**WHAT IS EXPECTED**
Write out the records below once more, exactly as they stand.

**LISTED RECORDS**
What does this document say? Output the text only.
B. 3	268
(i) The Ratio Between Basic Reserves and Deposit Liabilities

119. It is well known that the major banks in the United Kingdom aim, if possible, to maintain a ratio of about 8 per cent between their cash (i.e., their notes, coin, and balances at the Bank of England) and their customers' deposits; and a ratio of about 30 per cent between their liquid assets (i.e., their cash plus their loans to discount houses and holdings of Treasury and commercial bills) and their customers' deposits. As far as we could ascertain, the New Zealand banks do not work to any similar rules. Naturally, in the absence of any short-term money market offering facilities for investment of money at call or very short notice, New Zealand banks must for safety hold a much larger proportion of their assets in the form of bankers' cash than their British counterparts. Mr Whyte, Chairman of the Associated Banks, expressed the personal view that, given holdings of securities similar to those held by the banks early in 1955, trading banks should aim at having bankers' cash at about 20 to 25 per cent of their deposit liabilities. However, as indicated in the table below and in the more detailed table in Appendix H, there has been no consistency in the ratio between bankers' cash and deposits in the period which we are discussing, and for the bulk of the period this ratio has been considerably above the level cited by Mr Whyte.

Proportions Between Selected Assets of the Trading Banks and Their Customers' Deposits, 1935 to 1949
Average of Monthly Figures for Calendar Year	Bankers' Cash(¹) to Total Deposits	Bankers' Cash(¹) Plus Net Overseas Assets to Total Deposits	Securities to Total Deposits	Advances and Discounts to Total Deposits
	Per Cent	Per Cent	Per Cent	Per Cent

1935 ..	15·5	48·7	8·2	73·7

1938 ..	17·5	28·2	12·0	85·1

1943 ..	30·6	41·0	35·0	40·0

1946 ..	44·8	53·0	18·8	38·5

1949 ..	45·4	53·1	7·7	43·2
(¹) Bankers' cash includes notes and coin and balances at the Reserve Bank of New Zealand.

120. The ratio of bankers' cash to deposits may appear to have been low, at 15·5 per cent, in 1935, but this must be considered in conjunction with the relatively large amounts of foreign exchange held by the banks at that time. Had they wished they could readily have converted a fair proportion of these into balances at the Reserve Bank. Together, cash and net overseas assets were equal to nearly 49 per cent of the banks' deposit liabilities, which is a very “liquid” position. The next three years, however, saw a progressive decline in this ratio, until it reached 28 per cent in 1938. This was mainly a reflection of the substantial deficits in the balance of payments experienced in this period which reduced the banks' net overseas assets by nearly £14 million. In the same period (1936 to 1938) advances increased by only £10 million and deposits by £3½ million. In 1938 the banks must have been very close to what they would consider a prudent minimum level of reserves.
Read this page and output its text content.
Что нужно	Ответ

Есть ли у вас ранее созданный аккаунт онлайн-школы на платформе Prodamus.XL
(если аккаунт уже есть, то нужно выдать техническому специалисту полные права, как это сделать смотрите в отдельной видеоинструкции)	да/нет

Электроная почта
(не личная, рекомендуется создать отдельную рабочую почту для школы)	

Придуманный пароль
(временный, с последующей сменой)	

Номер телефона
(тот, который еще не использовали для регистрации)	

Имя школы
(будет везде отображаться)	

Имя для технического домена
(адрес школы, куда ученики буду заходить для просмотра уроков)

**EXPECTED OUTPUT**
What does this document say? Output the text only.
B. 3	268
(i) The Ratio Between Basic Reserves and Deposit Liabilities

119. It is well known that the major banks in the United Kingdom aim, if possible, to maintain a ratio of about 8 per cent between their cash (i.e., their notes, coin, and balances at the Bank of England) and their customers' deposits; and a ratio of about 30 per cent between their liquid assets (i.e., their cash plus their loans to discount houses and holdings of Treasury and commercial bills) and their customers' deposits. As far as we could ascertain, the New Zealand banks do not work to any similar rules. Naturally, in the absence of any short-term money market offering facilities for investment of money at call or very short notice, New Zealand banks must for safety hold a much larger proportion of their assets in the form of bankers' cash than their British counterparts. Mr Whyte, Chairman of the Associated Banks, expressed the personal view that, given holdings of securities similar to those held by the banks early in 1955, trading banks should aim at having bankers' cash at about 20 to 25 per cent of their deposit liabilities. However, as indicated in the table below and in the more detailed table in Appendix H, there has been no consistency in the ratio between bankers' cash and deposits in the period which we are discussing, and for the bulk of the period this ratio has been considerably above the level cited by Mr Whyte.

Proportions Between Selected Assets of the Trading Banks and Their Customers' Deposits, 1935 to 1949
Average of Monthly Figures for Calendar Year	Bankers' Cash(¹) to Total Deposits	Bankers' Cash(¹) Plus Net Overseas Assets to Total Deposits	Securities to Total Deposits	Advances and Discounts to Total Deposits
	Per Cent	Per Cent	Per Cent	Per Cent

1935 ..	15·5	48·7	8·2	73·7

1938 ..	17·5	28·2	12·0	85·1

1943 ..	30·6	41·0	35·0	40·0

1946 ..	44·8	53·0	18·8	38·5

1949 ..	45·4	53·1	7·7	43·2
(¹) Bankers' cash includes notes and coin and balances at the Reserve Bank of New Zealand.

120. The ratio of bankers' cash to deposits may appear to have been low, at 15·5 per cent, in 1935, but this must be considered in conjunction with the relatively large amounts of foreign exchange held by the banks at that time. Had they wished they could readily have converted a fair proportion of these into balances at the Reserve Bank. Together, cash and net overseas assets were equal to nearly 49 per cent of the banks' deposit liabilities, which is a very “liquid” position. The next three years, however, saw a progressive decline in this ratio, until it reached 28 per cent in 1938. This was mainly a reflection of the substantial deficits in the balance of payments experienced in this period which reduced the banks' net overseas assets by nearly £14 million. In the same period (1936 to 1938) advances increased by only £10 million and deposits by £3½ million. In 1938 the banks must have been very close to what they would consider a prudent minimum level of reserves.
Read this page and output its text content.
Что нужно	Ответ

Есть ли у вас ранее созданный аккаунт онлайн-школы на платформе Prodamus.XL
(если аккаунт уже есть, то нужно выдать техническому специалисту полные права, как это сделать смотрите в отдельной видеоинструкции)	да/нет

Электроная почта
(не личная, рекомендуется создать отдельную рабочую почту для школы)	

Придуманный пароль
(временный, с последующей сменой)	

Номер телефона
(тот, который еще не использовали для регистрации)	

Имя школы
(будет везде отображаться)	

Имя для технического домена
(адрес школы, куда ученики буду заходить для просмотра уроков)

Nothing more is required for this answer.